_GIVEN TASK_
Report each line of the data that has "للنقد" somewhere in it.

---- STORED RECORDS

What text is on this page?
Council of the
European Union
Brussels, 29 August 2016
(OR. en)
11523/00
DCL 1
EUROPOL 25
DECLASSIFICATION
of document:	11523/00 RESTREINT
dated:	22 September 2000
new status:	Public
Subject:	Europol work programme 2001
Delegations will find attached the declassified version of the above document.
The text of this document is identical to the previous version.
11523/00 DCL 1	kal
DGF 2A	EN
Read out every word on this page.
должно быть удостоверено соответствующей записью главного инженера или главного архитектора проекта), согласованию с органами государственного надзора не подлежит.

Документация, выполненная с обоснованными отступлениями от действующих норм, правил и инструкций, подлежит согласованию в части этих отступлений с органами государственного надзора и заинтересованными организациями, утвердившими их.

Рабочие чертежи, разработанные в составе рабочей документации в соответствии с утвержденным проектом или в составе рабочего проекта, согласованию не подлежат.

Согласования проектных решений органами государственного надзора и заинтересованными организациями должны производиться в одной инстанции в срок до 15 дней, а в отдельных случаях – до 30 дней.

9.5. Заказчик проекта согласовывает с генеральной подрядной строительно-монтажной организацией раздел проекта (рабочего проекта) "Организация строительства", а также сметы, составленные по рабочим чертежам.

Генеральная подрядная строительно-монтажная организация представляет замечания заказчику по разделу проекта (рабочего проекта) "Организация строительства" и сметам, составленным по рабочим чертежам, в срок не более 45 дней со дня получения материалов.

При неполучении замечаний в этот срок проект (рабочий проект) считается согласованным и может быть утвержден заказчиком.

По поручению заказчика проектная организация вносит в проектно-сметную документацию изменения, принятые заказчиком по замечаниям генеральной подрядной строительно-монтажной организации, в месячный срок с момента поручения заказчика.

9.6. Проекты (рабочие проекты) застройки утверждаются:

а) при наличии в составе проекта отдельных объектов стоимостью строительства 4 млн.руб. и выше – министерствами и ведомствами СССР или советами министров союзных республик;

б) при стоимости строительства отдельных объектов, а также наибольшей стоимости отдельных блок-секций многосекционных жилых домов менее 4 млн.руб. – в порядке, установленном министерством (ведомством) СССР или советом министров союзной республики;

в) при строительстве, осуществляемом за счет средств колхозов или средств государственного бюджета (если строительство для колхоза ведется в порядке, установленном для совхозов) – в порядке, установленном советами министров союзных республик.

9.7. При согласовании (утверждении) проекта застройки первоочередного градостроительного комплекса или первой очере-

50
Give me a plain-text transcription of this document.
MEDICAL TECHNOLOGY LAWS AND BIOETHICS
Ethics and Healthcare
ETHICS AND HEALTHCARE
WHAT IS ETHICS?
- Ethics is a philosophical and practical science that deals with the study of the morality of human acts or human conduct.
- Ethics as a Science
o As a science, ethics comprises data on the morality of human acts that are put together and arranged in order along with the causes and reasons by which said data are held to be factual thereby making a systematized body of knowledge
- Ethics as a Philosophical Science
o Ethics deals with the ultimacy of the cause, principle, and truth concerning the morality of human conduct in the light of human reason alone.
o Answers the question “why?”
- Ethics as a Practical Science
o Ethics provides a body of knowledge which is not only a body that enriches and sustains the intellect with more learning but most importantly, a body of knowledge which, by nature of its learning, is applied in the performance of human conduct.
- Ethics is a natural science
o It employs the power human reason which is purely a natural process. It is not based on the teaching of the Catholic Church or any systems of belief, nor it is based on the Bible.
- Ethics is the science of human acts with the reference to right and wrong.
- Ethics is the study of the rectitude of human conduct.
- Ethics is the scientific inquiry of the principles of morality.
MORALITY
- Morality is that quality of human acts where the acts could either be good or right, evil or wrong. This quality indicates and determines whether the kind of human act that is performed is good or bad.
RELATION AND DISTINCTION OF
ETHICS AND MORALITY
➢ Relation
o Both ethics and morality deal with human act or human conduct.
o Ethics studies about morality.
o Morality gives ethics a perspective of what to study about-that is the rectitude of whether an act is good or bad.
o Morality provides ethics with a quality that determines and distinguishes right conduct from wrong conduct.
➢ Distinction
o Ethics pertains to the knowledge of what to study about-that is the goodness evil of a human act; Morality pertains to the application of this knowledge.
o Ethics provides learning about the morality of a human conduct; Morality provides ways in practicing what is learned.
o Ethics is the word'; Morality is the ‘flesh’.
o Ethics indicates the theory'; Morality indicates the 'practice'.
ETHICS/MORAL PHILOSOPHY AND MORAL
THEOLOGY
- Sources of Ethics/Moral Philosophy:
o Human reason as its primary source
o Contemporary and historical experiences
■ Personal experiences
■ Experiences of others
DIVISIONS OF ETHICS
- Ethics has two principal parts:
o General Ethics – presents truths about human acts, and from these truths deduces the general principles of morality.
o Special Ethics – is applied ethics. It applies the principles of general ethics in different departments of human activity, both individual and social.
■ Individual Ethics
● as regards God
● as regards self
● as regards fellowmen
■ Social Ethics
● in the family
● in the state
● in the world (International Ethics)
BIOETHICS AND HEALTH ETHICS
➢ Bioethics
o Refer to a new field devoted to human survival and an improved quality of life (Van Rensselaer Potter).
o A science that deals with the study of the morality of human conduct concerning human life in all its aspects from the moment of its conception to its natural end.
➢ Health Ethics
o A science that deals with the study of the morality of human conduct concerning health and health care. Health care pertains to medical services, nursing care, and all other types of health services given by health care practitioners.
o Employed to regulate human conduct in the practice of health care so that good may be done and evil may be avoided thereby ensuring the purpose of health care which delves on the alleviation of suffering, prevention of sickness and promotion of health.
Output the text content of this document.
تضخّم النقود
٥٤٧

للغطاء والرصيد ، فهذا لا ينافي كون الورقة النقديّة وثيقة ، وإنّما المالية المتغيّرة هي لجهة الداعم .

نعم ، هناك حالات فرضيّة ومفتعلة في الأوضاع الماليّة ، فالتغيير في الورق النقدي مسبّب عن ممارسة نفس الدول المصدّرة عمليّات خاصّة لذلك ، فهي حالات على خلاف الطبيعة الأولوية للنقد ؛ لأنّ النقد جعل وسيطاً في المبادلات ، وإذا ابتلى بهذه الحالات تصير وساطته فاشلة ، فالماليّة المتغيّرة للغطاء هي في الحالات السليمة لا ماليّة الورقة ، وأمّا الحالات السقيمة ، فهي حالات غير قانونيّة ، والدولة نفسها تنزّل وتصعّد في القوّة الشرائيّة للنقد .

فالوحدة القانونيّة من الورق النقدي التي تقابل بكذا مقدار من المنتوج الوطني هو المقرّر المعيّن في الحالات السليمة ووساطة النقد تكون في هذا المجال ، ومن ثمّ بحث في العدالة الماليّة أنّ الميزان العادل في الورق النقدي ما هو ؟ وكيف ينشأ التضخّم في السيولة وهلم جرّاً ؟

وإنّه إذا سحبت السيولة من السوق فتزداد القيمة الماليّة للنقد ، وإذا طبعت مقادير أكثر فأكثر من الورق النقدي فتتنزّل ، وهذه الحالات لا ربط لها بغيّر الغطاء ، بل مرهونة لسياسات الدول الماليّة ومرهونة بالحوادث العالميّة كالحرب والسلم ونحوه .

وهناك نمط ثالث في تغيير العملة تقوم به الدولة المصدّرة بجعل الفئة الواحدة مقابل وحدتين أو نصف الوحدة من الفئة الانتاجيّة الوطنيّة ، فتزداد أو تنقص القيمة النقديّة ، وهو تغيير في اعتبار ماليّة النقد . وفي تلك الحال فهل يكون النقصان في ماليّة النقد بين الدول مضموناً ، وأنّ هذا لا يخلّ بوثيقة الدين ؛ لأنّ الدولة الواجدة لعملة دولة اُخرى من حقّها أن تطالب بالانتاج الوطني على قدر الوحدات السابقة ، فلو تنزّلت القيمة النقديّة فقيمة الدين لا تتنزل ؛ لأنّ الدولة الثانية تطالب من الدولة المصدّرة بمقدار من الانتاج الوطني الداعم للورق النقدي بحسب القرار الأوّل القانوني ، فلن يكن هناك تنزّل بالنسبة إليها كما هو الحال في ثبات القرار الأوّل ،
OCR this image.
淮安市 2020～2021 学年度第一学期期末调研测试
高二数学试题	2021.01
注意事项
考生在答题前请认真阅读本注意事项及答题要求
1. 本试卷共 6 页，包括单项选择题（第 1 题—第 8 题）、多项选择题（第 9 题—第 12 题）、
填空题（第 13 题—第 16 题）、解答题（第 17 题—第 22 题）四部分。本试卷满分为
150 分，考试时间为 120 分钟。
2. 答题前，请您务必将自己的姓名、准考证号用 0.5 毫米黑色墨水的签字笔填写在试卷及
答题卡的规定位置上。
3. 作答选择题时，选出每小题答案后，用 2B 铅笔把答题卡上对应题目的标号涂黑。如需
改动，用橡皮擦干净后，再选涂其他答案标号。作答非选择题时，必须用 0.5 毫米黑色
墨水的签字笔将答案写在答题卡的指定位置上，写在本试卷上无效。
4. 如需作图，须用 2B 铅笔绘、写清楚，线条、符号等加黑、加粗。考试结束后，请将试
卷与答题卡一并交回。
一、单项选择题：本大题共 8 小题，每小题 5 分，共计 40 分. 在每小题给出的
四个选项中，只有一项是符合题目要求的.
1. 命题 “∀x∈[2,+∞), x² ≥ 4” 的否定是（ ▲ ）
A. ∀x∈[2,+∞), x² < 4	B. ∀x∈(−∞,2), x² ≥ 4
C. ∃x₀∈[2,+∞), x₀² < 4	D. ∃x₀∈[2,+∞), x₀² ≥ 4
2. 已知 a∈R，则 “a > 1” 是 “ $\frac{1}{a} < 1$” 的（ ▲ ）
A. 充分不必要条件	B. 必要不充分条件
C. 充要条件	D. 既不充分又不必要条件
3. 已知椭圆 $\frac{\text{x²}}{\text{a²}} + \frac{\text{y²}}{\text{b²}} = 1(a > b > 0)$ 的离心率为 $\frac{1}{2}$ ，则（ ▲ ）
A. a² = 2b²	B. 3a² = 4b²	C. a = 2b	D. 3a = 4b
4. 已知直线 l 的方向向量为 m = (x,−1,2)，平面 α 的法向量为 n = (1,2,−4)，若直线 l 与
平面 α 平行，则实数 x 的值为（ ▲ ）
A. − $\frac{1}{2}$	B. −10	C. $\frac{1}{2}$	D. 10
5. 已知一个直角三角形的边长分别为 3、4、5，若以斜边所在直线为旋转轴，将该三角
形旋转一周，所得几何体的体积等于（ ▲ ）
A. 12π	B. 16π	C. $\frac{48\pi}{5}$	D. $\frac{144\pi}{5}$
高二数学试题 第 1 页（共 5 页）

--------

_SOLUTION TO THIS EXERCISE_
نعم ، هناك حالات فرضيّة ومفتعلة في الأوضاع الماليّة ، فالتغيير في الورق النقدي مسبّب عن ممارسة نفس الدول المصدّرة عمليّات خاصّة لذلك ، فهي حالات على خلاف الطبيعة الأولوية للنقد ؛ لأنّ النقد جعل وسيطاً في المبادلات ، وإذا ابتلى بهذه الحالات تصير وساطته فاشلة ، فالماليّة المتغيّرة للغطاء هي في الحالات السليمة لا ماليّة الورقة ، وأمّا الحالات السقيمة ، فهي حالات غير قانونيّة ، والدولة نفسها تنزّل وتصعّد في القوّة الشرائيّة للنقد .
وإنّه إذا سحبت السيولة من السوق فتزداد القيمة الماليّة للنقد ، وإذا طبعت مقادير أكثر فأكثر من الورق النقدي فتتنزّل ، وهذه الحالات لا ربط لها بغيّر الغطاء ، بل مرهونة لسياسات الدول الماليّة ومرهونة بالحوادث العالميّة كالحرب والسلم ونحوه .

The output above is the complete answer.